*Requirements*.
1. Reproduce the part of the trombone text that opens with the words containing "Trombone is great" and closes with "hard to play.".
2. Pick up the text about learning the trombone where it stops, and keep writing it.

*Selection*.
<<<<
Thanks, but I'll stick to my keyboard's pitch bend control.

The trombone's great expressiveness comes at a steep learning cost.

Piano is great for people who learned to play by sight.

Trombone is great for people who learned to play by ear.

For those who can easily hear the 13 cent difference between a justly tuned major third and an equally tuned major third, justly tuned instruments can be really hard to play.

But I am, like most, like you. I first learned on the piano and my ear is pretty bad for an experienced trombonist. I have a pretty good ear compared to the average person, but compared to a typical trombonist, it's really bad.

I play with others who have incredible ears. It makes me jealous.

The learning curve is really not that steep. You pretty quickly learn the landmarks for the 7 positions of the slide.
>>>>
*Dataset content*.
<<<<
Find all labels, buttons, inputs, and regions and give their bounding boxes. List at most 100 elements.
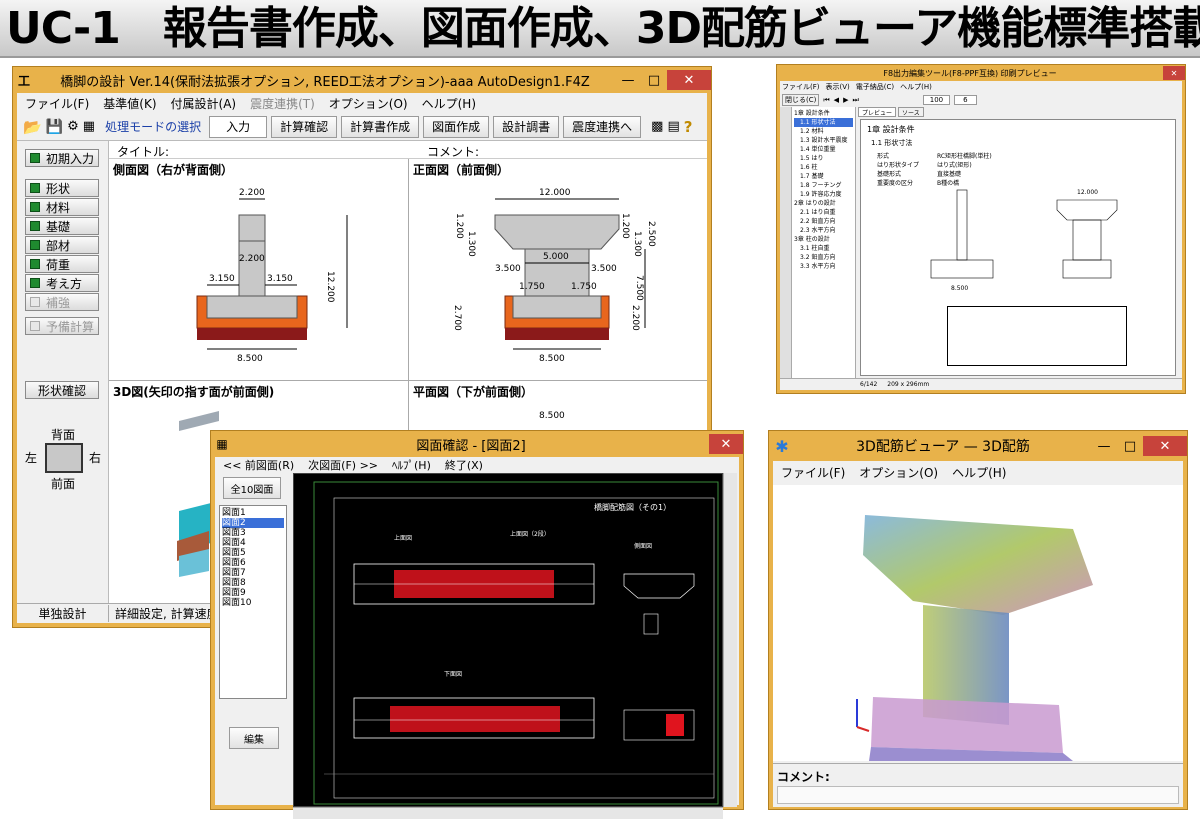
>>>>
*Task-by-task outputs*.
1.
Trombone is great for people who learned to play by ear.

For those who can easily hear the 13 cent difference between a justly tuned major third and an equally tuned major third, justly tuned instruments can be really hard to play.

2.
  • And micro adjusting positions isn't that hard either. If it doesn't sound right, you adjust. The hard part is figuring out whether to adjust up or down. And that's just experience. My ear still isn't good enough to know whether I'm a little sharp or a little flat. But any note I get wrong at tonight's practice will likely be a note I've hit wrong many times in previous practices.

    • Programming sequencers visually and with tons of help from the tooling pushes the ear sharpening later in the learning process - and I'm only now starting to realize that maybe making music is about deciding what sounds right... I suppose the trombone and violin's "sink or swim" approach ensures the early acquisition of that skill.

Eh I played trombone in high school and it is very forgiving. You can vibe play a trombone.

  • I suppose one's ear gets sharpened fast, out of necessity - but I recoil at imagining what the other band members have to get through meanwhile. The process for violin is the same though.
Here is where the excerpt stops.